═══ INPUT ROWS ═══

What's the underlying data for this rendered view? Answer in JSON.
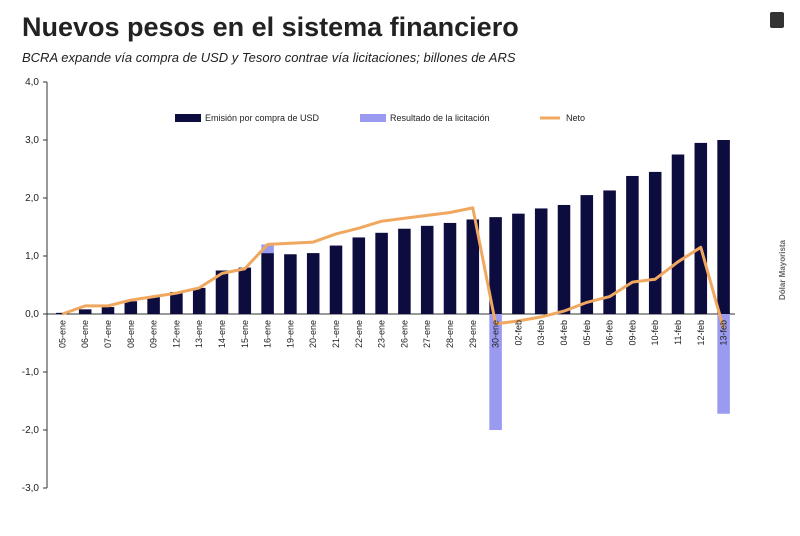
{
  "chart_data": {
    "type": "bar",
    "title": "Nuevos pesos en el sistema financiero",
    "subtitle": "BCRA expande vía compra de USD y Tesoro contrae vía licitaciones; billones de ARS",
    "y2_label": "Dólar Mayorista",
    "categories": [
      "05-ene",
      "06-ene",
      "07-ene",
      "08-ene",
      "09-ene",
      "12-ene",
      "13-ene",
      "14-ene",
      "15-ene",
      "16-ene",
      "19-ene",
      "20-ene",
      "21-ene",
      "22-ene",
      "23-ene",
      "26-ene",
      "27-ene",
      "28-ene",
      "29-ene",
      "30-ene",
      "02-feb",
      "03-feb",
      "04-feb",
      "05-feb",
      "06-feb",
      "09-feb",
      "10-feb",
      "11-feb",
      "12-feb",
      "13-feb"
    ],
    "series": [
      {
        "name": "Emisión por compra de USD",
        "color": "#0d0c3f",
        "kind": "bar",
        "values": [
          0.02,
          0.08,
          0.12,
          0.22,
          0.3,
          0.38,
          0.45,
          0.75,
          0.8,
          1.05,
          1.03,
          1.05,
          1.18,
          1.32,
          1.4,
          1.47,
          1.52,
          1.57,
          1.63,
          1.67,
          1.73,
          1.82,
          1.88,
          2.05,
          2.13,
          2.38,
          2.45,
          2.75,
          2.95,
          3.0
        ]
      },
      {
        "name": "Resultado de la licitación",
        "color": "#9a9af0",
        "kind": "bar",
        "values": [
          0,
          0,
          0,
          0,
          0,
          0,
          0,
          0,
          0,
          0.15,
          0,
          0,
          0,
          0,
          0,
          0,
          0,
          0,
          0,
          -2.0,
          0,
          0,
          0,
          0,
          0,
          0,
          0,
          0,
          0,
          -1.72
        ]
      },
      {
        "name": "Neto",
        "color": "#f0a860",
        "kind": "line",
        "values": [
          0,
          0.14,
          0.14,
          0.24,
          0.3,
          0.36,
          0.45,
          0.7,
          0.78,
          1.2,
          1.22,
          1.24,
          1.38,
          1.48,
          1.6,
          1.65,
          1.7,
          1.75,
          1.83,
          -0.17,
          -0.12,
          -0.05,
          0.05,
          0.2,
          0.3,
          0.55,
          0.6,
          0.9,
          1.15,
          -0.25
        ]
      }
    ],
    "ylim": [
      -3,
      4
    ],
    "yticks": [
      {
        "value": -3,
        "label": "-3,0"
      },
      {
        "value": -2,
        "label": "-2,0"
      },
      {
        "value": -1,
        "label": "-1,0"
      },
      {
        "value": 0,
        "label": "0,0"
      },
      {
        "value": 1,
        "label": "1,0"
      },
      {
        "value": 2,
        "label": "2,0"
      },
      {
        "value": 3,
        "label": "3,0"
      },
      {
        "value": 4,
        "label": "4,0"
      }
    ],
    "grid": false
  }
}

═══

_DIRECTIONS_.
Make an exact copy of the whole listing, but don't bring over any pictures.

_SOLUTION TO THE PROBLEM_.
What's the underlying data for this rendered view? Answer in JSON.
{
  "chart_data": {
    "type": "bar",
    "title": "Nuevos pesos en el sistema financiero",
    "subtitle": "BCRA expande vía compra de USD y Tesoro contrae vía licitaciones; billones de ARS",
    "y2_label": "Dólar Mayorista",
    "categories": [
      "05-ene",
      "06-ene",
      "07-ene",
      "08-ene",
      "09-ene",
      "12-ene",
      "13-ene",
      "14-ene",
      "15-ene",
      "16-ene",
      "19-ene",
      "20-ene",
      "21-ene",
      "22-ene",
      "23-ene",
      "26-ene",
      "27-ene",
      "28-ene",
      "29-ene",
      "30-ene",
      "02-feb",
      "03-feb",
      "04-feb",
      "05-feb",
      "06-feb",
      "09-feb",
      "10-feb",
      "11-feb",
      "12-feb",
      "13-feb"
    ],
    "series": [
      {
        "name": "Emisión por compra de USD",
        "color": "#0d0c3f",
        "kind": "bar",
        "values": [
          0.02,
          0.08,
          0.12,
          0.22,
          0.3,
          0.38,
          0.45,
          0.75,
          0.8,
          1.05,
          1.03,
          1.05,
          1.18,
          1.32,
          1.4,
          1.47,
          1.52,
          1.57,
          1.63,
          1.67,
          1.73,
          1.82,
          1.88,
          2.05,
          2.13,
          2.38,
          2.45,
          2.75,
          2.95,
          3.0
        ]
      },
      {
        "name": "Resultado de la licitación",
        "color": "#9a9af0",
        "kind": "bar",
        "values": [
          0,
          0,
          0,
          0,
          0,
          0,
          0,
          0,
          0,
          0.15,
          0,
          0,
          0,
          0,
          0,
          0,
          0,
          0,
          0,
          -2.0,
          0,
          0,
          0,
          0,
          0,
          0,
          0,
          0,
          0,
          -1.72
        ]
      },
      {
        "name": "Neto",
        "color": "#f0a860",
        "kind": "line",
        "values": [
          0,
          0.14,
          0.14,
          0.24,
          0.3,
          0.36,
          0.45,
          0.7,
          0.78,
          1.2,
          1.22,
          1.24,
          1.38,
          1.48,
          1.6,
          1.65,
          1.7,
          1.75,
          1.83,
          -0.17,
          -0.12,
          -0.05,
          0.05,
          0.2,
          0.3,
          0.55,
          0.6,
          0.9,
          1.15,
          -0.25
        ]
      }
    ],
    "ylim": [
      -3,
      4
    ],
    "yticks": [
      {
        "value": -3,
        "label": "-3,0"
      },
      {
        "value": -2,
        "label": "-2,0"
      },
      {
        "value": -1,
        "label": "-1,0"
      },
      {
        "value": 0,
        "label": "0,0"
      },
      {
        "value": 1,
        "label": "1,0"
      },
      {
        "value": 2,
        "label": "2,0"
      },
      {
        "value": 3,
        "label": "3,0"
      },
      {
        "value": 4,
        "label": "4,0"
      }
    ],
    "grid": false
  }
}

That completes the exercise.